### Aim
Count lines holding the word "JSON". Only the number is wanted.

### Provided records
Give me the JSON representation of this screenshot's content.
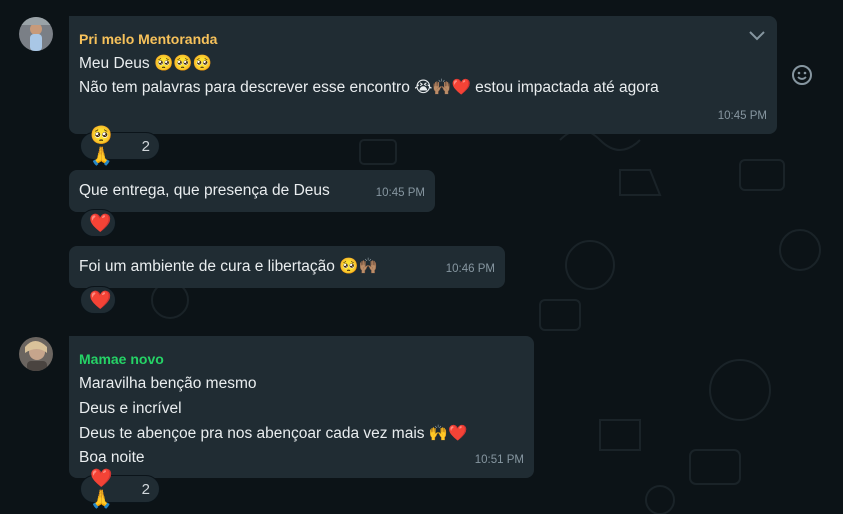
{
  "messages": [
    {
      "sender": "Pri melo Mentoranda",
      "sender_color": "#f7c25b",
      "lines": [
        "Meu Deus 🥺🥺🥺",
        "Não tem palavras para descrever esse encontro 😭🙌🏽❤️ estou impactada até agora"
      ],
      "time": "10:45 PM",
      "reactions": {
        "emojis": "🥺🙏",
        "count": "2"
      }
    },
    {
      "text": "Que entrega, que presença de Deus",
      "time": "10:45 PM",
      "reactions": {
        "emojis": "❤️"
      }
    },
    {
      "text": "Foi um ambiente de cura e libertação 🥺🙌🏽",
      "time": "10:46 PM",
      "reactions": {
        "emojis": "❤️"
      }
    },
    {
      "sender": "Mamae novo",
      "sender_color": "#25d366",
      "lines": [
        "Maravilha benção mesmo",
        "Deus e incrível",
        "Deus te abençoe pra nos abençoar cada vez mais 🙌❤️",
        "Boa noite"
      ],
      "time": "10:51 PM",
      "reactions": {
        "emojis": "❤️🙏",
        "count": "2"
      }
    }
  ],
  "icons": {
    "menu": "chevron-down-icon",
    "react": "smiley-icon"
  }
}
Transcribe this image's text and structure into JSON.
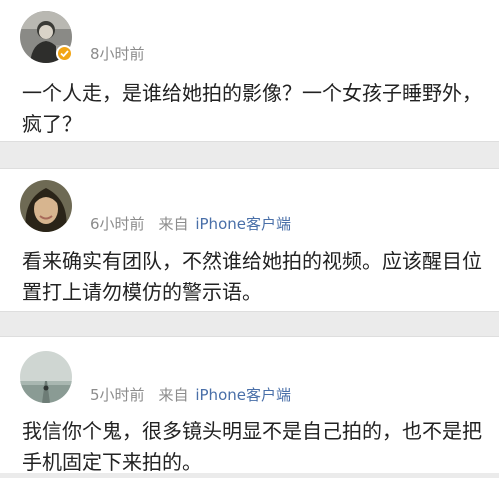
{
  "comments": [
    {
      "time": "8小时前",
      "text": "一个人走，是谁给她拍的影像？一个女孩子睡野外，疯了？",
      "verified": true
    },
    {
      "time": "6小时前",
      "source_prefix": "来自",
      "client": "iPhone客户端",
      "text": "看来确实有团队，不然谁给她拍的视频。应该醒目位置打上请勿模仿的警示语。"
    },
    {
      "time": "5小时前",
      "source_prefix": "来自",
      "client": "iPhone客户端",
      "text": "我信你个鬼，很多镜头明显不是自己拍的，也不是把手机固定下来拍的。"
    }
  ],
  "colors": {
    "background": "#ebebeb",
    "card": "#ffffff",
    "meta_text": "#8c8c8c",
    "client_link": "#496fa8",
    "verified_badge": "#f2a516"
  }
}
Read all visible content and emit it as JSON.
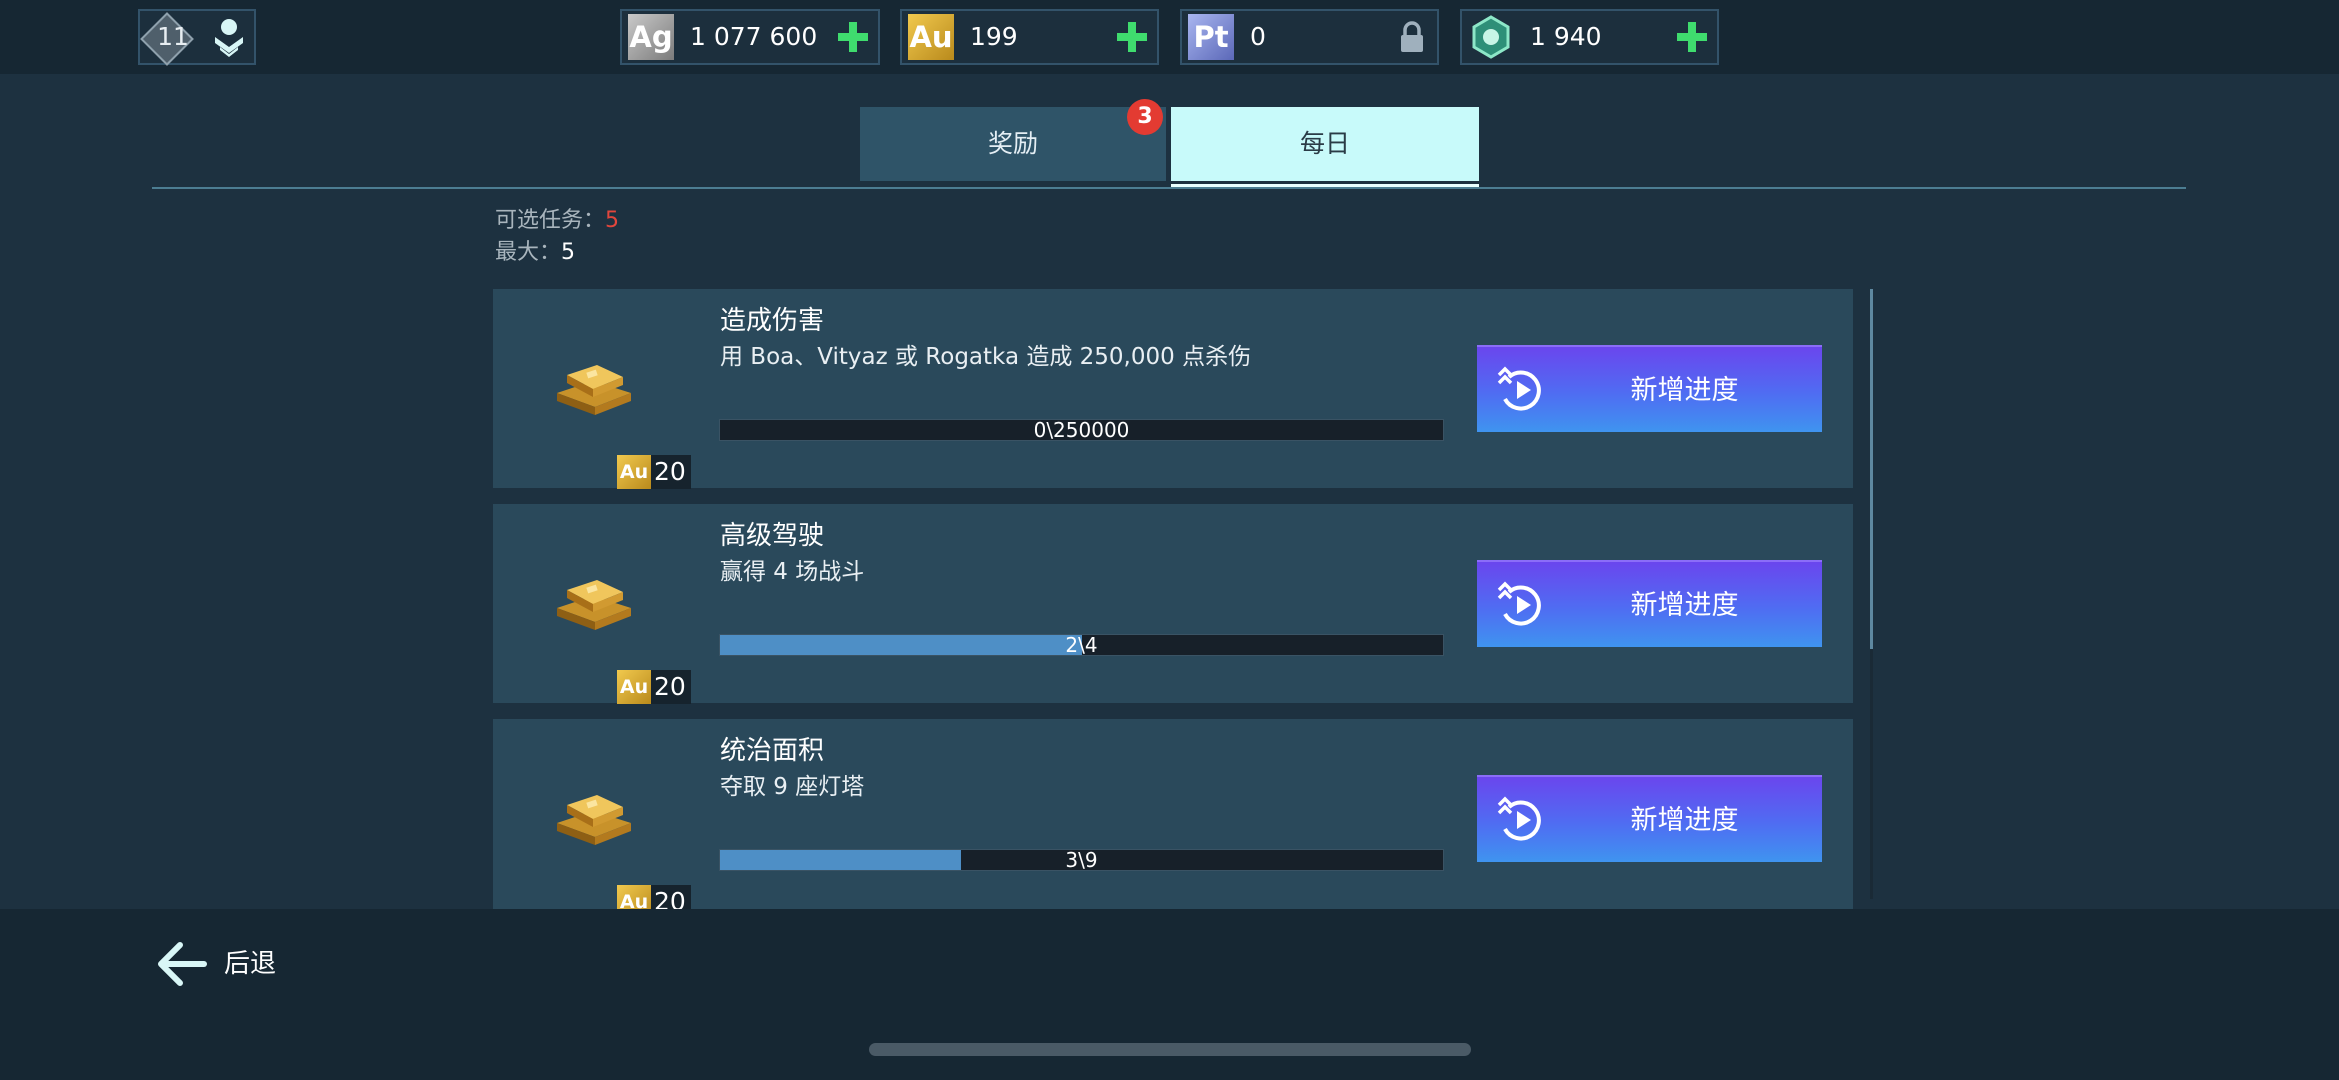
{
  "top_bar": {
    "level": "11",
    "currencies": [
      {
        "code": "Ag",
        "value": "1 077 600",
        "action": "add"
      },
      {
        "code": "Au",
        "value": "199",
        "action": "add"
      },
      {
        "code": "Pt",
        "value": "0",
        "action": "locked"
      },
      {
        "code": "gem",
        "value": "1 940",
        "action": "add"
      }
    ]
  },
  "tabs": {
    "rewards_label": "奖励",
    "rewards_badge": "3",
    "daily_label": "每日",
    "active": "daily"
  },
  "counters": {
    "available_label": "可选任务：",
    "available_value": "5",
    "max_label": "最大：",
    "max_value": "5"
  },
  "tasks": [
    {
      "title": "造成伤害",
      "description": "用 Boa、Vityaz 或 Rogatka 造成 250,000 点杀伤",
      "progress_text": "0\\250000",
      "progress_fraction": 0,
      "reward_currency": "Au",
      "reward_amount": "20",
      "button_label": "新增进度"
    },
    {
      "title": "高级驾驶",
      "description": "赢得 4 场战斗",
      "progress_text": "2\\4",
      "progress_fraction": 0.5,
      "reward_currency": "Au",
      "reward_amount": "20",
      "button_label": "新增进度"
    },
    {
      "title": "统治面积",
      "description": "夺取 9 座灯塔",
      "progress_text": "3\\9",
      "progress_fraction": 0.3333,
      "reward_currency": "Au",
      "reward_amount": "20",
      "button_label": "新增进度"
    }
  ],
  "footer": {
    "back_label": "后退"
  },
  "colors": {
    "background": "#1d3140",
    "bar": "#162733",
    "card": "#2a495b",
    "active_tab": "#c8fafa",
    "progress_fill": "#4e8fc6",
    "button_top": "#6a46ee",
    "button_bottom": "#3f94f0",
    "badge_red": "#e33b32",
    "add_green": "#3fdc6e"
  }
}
---
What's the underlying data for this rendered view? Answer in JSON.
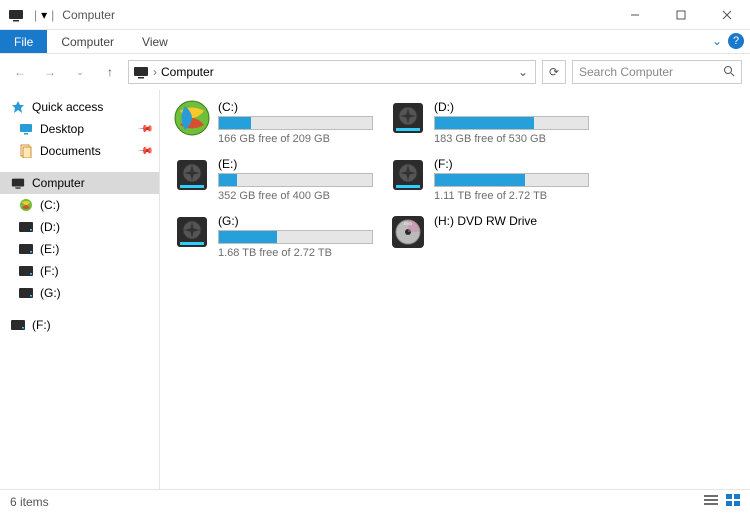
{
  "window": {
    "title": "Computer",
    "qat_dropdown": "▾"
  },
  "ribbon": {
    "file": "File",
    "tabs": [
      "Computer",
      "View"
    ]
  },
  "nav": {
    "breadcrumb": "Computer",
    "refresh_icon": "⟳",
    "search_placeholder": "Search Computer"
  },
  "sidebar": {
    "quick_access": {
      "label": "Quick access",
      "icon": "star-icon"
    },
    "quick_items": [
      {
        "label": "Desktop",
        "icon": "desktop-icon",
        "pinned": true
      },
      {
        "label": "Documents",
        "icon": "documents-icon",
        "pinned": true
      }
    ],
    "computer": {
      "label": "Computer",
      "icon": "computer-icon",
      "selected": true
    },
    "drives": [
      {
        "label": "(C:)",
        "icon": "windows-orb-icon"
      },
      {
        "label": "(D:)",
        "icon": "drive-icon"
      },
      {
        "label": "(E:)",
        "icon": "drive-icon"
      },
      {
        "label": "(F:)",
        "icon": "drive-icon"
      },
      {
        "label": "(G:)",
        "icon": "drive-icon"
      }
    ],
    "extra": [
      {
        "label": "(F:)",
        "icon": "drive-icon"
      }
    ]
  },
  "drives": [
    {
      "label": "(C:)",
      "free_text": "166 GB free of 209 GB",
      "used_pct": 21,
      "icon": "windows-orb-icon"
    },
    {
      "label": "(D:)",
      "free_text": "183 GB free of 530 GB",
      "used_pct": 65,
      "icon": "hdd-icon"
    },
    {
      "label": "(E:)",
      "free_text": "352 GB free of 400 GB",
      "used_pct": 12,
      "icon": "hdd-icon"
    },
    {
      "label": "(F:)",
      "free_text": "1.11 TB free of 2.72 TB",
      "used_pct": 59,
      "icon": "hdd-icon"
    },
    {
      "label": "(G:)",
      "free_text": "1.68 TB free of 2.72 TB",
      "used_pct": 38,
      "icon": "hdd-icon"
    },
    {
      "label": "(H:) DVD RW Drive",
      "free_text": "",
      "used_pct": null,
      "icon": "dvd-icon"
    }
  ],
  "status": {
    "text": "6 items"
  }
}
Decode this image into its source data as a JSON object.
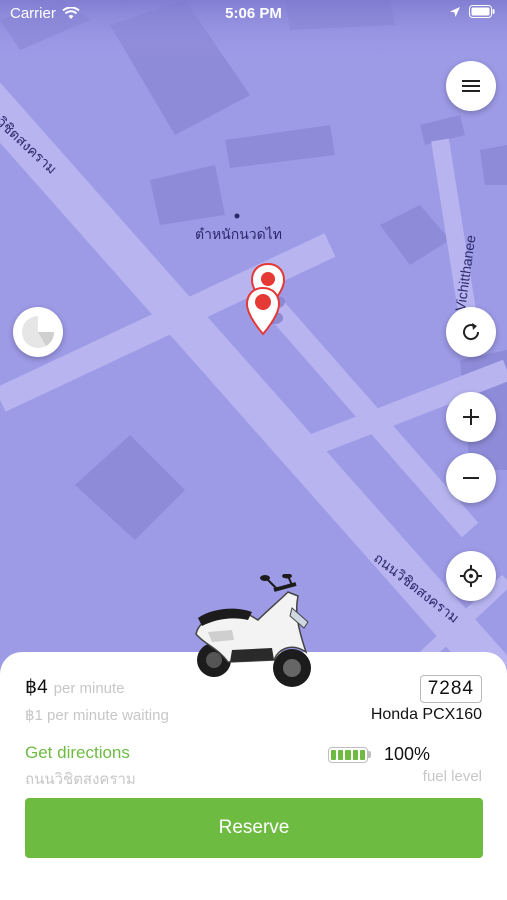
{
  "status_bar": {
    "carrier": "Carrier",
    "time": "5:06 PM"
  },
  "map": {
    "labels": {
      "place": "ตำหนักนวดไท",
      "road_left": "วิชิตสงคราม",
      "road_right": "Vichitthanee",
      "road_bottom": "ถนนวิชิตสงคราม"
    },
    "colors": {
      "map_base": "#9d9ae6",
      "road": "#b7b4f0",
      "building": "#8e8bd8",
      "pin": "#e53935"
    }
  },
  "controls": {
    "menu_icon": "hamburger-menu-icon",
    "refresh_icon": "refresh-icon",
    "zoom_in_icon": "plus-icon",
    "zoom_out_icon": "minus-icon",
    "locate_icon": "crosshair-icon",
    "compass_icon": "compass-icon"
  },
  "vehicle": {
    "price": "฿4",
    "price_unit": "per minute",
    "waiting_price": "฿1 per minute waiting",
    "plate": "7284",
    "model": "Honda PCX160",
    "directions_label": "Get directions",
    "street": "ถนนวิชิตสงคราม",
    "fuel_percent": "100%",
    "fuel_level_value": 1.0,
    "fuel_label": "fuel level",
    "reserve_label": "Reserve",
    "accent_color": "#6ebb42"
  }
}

### Correct response
5